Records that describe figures
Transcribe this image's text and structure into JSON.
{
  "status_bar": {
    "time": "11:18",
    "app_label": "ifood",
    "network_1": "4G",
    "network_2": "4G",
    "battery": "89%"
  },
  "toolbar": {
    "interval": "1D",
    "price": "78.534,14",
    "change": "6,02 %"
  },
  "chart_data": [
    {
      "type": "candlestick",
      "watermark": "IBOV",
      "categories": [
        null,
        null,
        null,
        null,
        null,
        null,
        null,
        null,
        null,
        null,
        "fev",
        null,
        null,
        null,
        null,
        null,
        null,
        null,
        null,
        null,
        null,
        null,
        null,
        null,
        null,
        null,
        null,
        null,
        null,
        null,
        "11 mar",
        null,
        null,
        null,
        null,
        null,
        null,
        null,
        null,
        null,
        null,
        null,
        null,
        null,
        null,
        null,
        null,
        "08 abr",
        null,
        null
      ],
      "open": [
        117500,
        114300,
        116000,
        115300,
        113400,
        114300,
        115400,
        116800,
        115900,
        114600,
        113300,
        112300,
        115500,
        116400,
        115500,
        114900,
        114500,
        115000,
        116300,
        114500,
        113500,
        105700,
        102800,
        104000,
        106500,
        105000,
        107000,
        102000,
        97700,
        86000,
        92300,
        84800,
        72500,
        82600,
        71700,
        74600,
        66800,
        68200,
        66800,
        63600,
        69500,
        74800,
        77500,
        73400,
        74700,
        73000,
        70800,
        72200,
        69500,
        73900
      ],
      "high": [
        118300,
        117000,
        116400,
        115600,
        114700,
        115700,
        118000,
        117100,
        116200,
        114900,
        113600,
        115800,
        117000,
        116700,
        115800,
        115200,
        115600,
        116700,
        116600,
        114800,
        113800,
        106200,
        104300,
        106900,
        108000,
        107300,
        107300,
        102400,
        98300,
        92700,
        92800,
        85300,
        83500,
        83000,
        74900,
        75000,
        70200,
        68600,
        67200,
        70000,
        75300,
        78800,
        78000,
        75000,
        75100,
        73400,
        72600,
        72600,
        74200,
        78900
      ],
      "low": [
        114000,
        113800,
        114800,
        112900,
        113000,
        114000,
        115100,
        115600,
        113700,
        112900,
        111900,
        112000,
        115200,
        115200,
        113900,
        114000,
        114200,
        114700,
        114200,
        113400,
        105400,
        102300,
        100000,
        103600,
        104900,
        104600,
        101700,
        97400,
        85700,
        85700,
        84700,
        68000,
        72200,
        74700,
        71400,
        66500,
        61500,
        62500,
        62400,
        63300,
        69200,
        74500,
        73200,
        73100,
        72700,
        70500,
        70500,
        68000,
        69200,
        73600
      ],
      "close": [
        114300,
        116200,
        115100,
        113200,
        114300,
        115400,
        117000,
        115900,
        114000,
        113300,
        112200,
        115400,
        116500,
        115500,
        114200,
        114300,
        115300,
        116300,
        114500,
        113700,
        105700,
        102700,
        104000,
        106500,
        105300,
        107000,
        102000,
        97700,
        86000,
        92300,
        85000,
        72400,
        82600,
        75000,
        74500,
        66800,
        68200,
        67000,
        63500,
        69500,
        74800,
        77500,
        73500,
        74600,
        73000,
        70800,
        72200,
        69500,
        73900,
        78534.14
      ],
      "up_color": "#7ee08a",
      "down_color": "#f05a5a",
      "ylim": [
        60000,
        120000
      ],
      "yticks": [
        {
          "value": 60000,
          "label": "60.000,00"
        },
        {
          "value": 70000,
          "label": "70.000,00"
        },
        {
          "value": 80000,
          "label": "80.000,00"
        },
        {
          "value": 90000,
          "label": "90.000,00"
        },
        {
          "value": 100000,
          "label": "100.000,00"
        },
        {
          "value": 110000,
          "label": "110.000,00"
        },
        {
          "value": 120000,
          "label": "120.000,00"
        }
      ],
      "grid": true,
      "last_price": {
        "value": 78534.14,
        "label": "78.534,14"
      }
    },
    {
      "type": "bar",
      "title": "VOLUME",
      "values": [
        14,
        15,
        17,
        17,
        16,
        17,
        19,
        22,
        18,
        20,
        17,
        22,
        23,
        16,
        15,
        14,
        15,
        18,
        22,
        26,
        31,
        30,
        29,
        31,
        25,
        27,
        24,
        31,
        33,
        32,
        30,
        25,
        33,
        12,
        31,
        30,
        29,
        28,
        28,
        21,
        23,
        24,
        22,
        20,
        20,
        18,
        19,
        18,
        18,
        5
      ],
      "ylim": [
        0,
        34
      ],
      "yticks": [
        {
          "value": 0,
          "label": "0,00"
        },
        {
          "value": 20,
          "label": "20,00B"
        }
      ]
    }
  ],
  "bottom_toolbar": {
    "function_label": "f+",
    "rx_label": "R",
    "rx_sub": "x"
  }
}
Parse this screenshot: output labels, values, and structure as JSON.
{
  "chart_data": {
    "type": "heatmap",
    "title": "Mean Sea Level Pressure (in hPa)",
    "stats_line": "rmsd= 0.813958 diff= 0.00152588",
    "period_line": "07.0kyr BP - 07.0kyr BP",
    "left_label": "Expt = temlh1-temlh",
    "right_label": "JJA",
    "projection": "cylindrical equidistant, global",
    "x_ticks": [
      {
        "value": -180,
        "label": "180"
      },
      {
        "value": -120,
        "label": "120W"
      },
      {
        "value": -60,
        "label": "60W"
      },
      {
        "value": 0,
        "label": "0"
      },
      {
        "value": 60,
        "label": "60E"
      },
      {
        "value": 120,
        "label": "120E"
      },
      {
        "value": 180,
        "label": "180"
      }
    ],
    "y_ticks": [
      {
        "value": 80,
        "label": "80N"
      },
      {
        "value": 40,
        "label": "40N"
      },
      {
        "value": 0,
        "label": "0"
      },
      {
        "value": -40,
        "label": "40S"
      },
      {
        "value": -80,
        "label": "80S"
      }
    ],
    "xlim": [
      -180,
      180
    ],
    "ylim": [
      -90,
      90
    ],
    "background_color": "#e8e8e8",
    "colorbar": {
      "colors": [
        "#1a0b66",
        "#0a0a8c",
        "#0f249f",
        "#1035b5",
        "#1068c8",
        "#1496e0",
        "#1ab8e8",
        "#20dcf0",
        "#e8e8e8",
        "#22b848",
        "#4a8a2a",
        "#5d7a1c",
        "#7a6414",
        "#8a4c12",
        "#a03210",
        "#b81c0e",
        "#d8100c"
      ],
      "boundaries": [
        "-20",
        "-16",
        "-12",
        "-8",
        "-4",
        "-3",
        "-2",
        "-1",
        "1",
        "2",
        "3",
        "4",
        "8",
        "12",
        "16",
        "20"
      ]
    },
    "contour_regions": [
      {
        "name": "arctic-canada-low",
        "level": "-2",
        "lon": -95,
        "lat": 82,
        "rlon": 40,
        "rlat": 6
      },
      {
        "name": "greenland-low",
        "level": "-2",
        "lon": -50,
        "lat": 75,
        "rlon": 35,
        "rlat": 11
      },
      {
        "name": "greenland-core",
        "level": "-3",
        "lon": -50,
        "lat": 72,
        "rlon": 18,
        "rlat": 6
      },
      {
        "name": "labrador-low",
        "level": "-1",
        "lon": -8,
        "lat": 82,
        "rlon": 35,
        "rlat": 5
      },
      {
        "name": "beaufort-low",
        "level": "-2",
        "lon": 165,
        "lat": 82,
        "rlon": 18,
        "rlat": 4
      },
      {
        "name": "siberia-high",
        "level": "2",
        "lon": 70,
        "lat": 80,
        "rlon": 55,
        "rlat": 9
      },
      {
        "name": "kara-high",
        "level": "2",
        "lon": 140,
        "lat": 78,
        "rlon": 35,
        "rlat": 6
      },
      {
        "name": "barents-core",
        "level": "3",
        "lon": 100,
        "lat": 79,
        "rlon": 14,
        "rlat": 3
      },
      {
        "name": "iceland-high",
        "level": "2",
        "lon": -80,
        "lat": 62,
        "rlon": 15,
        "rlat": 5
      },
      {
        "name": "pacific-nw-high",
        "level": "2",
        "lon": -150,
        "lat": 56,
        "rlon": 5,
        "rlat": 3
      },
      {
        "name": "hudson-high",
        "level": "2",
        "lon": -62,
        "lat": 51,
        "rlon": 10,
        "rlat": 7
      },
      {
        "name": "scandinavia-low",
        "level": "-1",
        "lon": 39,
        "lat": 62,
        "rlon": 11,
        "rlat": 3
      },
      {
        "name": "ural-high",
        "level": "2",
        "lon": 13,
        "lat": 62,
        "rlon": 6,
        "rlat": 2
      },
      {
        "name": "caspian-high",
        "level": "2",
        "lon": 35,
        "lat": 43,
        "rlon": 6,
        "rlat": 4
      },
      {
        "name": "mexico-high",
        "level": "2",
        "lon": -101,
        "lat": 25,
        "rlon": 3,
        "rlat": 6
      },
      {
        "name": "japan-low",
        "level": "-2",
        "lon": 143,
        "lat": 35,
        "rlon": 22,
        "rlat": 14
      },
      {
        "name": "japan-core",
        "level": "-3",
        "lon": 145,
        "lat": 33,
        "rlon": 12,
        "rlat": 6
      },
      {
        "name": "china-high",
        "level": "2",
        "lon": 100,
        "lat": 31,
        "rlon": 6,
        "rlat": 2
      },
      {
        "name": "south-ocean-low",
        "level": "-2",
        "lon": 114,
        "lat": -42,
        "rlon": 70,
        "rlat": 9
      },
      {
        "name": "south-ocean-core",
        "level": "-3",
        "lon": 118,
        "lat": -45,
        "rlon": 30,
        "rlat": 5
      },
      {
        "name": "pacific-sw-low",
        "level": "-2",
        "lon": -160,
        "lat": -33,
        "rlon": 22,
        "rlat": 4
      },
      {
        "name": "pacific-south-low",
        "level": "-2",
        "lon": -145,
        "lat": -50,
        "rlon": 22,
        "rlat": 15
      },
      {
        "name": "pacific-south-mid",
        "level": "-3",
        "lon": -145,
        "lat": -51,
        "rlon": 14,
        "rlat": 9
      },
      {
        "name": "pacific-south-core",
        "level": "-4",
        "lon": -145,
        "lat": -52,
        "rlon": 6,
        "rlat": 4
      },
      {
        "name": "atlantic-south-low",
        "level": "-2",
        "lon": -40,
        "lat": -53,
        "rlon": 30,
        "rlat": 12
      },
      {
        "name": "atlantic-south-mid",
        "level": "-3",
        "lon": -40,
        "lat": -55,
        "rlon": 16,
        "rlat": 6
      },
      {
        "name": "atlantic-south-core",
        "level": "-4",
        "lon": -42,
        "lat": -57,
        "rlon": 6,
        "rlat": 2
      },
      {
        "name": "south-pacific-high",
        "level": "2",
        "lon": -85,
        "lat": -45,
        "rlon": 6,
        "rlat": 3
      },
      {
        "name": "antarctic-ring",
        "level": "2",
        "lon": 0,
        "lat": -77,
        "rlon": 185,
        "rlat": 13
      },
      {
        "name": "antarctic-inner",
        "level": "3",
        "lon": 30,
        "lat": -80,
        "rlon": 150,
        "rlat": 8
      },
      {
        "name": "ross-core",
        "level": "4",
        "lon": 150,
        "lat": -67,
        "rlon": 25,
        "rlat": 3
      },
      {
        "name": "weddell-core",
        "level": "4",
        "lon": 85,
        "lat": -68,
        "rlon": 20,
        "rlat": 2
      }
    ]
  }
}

**Work to do:**
Using the entries above, tally how many lines have the word "antarctic" in them; write the number and nothing more.

**Final answer:**
2